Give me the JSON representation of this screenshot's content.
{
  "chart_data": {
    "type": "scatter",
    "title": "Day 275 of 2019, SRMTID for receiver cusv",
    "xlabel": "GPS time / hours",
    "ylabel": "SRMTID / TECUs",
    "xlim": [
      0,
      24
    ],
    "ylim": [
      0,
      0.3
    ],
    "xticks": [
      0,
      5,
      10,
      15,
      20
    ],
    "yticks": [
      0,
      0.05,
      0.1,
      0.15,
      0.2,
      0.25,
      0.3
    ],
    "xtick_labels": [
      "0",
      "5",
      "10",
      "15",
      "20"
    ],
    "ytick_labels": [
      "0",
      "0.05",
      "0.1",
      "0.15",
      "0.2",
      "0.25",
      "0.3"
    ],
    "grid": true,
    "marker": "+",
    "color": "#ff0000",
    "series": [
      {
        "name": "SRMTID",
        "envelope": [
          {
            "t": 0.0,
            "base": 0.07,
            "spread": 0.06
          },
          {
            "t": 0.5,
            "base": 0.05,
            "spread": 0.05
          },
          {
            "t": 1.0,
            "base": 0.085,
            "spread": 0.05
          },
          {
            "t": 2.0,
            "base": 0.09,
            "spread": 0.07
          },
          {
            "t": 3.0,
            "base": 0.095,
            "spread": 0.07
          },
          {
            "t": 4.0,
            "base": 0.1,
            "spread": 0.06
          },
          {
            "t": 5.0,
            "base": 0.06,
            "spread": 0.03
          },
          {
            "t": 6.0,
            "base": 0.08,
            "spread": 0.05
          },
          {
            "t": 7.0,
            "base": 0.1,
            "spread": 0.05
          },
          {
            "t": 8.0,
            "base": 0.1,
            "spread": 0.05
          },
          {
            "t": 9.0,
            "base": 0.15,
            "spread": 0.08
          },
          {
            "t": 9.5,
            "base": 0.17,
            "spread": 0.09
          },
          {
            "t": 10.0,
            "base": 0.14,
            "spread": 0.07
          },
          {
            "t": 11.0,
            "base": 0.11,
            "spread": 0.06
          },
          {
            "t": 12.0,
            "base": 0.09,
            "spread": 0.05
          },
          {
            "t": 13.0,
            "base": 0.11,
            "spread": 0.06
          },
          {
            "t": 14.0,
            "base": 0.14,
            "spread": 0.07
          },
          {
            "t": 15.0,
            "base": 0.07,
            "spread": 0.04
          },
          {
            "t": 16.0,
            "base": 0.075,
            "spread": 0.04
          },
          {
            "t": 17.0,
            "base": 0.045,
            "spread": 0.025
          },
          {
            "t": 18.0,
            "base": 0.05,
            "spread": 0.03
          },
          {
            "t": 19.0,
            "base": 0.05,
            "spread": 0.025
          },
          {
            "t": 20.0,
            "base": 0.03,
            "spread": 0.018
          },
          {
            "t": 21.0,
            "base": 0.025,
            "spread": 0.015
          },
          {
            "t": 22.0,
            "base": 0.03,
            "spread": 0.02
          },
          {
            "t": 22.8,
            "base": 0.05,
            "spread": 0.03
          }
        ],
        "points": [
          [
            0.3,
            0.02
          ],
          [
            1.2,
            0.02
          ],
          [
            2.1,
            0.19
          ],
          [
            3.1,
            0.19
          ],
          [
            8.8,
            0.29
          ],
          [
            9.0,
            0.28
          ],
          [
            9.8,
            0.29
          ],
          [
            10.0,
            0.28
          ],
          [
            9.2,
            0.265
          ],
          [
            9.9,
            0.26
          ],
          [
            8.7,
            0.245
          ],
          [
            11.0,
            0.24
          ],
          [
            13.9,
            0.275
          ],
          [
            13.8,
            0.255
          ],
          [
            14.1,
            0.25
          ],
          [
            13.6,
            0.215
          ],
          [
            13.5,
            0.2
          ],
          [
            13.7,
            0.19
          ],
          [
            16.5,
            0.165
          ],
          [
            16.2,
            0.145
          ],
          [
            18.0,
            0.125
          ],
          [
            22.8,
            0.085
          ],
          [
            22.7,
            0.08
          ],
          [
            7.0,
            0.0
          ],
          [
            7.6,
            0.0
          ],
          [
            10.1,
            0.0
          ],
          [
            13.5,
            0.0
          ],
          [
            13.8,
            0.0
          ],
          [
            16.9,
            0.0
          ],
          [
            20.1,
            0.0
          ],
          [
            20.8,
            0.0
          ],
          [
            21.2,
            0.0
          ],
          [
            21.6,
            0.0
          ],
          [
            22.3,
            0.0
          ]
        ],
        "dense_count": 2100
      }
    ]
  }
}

• [GIVEN REQUEST] Please repeat the listing above in full and exactly.

• [WRITTEN ANSWER]
Give me the JSON representation of this screenshot's content.
{
  "chart_data": {
    "type": "scatter",
    "title": "Day 275 of 2019, SRMTID for receiver cusv",
    "xlabel": "GPS time / hours",
    "ylabel": "SRMTID / TECUs",
    "xlim": [
      0,
      24
    ],
    "ylim": [
      0,
      0.3
    ],
    "xticks": [
      0,
      5,
      10,
      15,
      20
    ],
    "yticks": [
      0,
      0.05,
      0.1,
      0.15,
      0.2,
      0.25,
      0.3
    ],
    "xtick_labels": [
      "0",
      "5",
      "10",
      "15",
      "20"
    ],
    "ytick_labels": [
      "0",
      "0.05",
      "0.1",
      "0.15",
      "0.2",
      "0.25",
      "0.3"
    ],
    "grid": true,
    "marker": "+",
    "color": "#ff0000",
    "series": [
      {
        "name": "SRMTID",
        "envelope": [
          {
            "t": 0.0,
            "base": 0.07,
            "spread": 0.06
          },
          {
            "t": 0.5,
            "base": 0.05,
            "spread": 0.05
          },
          {
            "t": 1.0,
            "base": 0.085,
            "spread": 0.05
          },
          {
            "t": 2.0,
            "base": 0.09,
            "spread": 0.07
          },
          {
            "t": 3.0,
            "base": 0.095,
            "spread": 0.07
          },
          {
            "t": 4.0,
            "base": 0.1,
            "spread": 0.06
          },
          {
            "t": 5.0,
            "base": 0.06,
            "spread": 0.03
          },
          {
            "t": 6.0,
            "base": 0.08,
            "spread": 0.05
          },
          {
            "t": 7.0,
            "base": 0.1,
            "spread": 0.05
          },
          {
            "t": 8.0,
            "base": 0.1,
            "spread": 0.05
          },
          {
            "t": 9.0,
            "base": 0.15,
            "spread": 0.08
          },
          {
            "t": 9.5,
            "base": 0.17,
            "spread": 0.09
          },
          {
            "t": 10.0,
            "base": 0.14,
            "spread": 0.07
          },
          {
            "t": 11.0,
            "base": 0.11,
            "spread": 0.06
          },
          {
            "t": 12.0,
            "base": 0.09,
            "spread": 0.05
          },
          {
            "t": 13.0,
            "base": 0.11,
            "spread": 0.06
          },
          {
            "t": 14.0,
            "base": 0.14,
            "spread": 0.07
          },
          {
            "t": 15.0,
            "base": 0.07,
            "spread": 0.04
          },
          {
            "t": 16.0,
            "base": 0.075,
            "spread": 0.04
          },
          {
            "t": 17.0,
            "base": 0.045,
            "spread": 0.025
          },
          {
            "t": 18.0,
            "base": 0.05,
            "spread": 0.03
          },
          {
            "t": 19.0,
            "base": 0.05,
            "spread": 0.025
          },
          {
            "t": 20.0,
            "base": 0.03,
            "spread": 0.018
          },
          {
            "t": 21.0,
            "base": 0.025,
            "spread": 0.015
          },
          {
            "t": 22.0,
            "base": 0.03,
            "spread": 0.02
          },
          {
            "t": 22.8,
            "base": 0.05,
            "spread": 0.03
          }
        ],
        "points": [
          [
            0.3,
            0.02
          ],
          [
            1.2,
            0.02
          ],
          [
            2.1,
            0.19
          ],
          [
            3.1,
            0.19
          ],
          [
            8.8,
            0.29
          ],
          [
            9.0,
            0.28
          ],
          [
            9.8,
            0.29
          ],
          [
            10.0,
            0.28
          ],
          [
            9.2,
            0.265
          ],
          [
            9.9,
            0.26
          ],
          [
            8.7,
            0.245
          ],
          [
            11.0,
            0.24
          ],
          [
            13.9,
            0.275
          ],
          [
            13.8,
            0.255
          ],
          [
            14.1,
            0.25
          ],
          [
            13.6,
            0.215
          ],
          [
            13.5,
            0.2
          ],
          [
            13.7,
            0.19
          ],
          [
            16.5,
            0.165
          ],
          [
            16.2,
            0.145
          ],
          [
            18.0,
            0.125
          ],
          [
            22.8,
            0.085
          ],
          [
            22.7,
            0.08
          ],
          [
            7.0,
            0.0
          ],
          [
            7.6,
            0.0
          ],
          [
            10.1,
            0.0
          ],
          [
            13.5,
            0.0
          ],
          [
            13.8,
            0.0
          ],
          [
            16.9,
            0.0
          ],
          [
            20.1,
            0.0
          ],
          [
            20.8,
            0.0
          ],
          [
            21.2,
            0.0
          ],
          [
            21.6,
            0.0
          ],
          [
            22.3,
            0.0
          ]
        ],
        "dense_count": 2100
      }
    ]
  }
}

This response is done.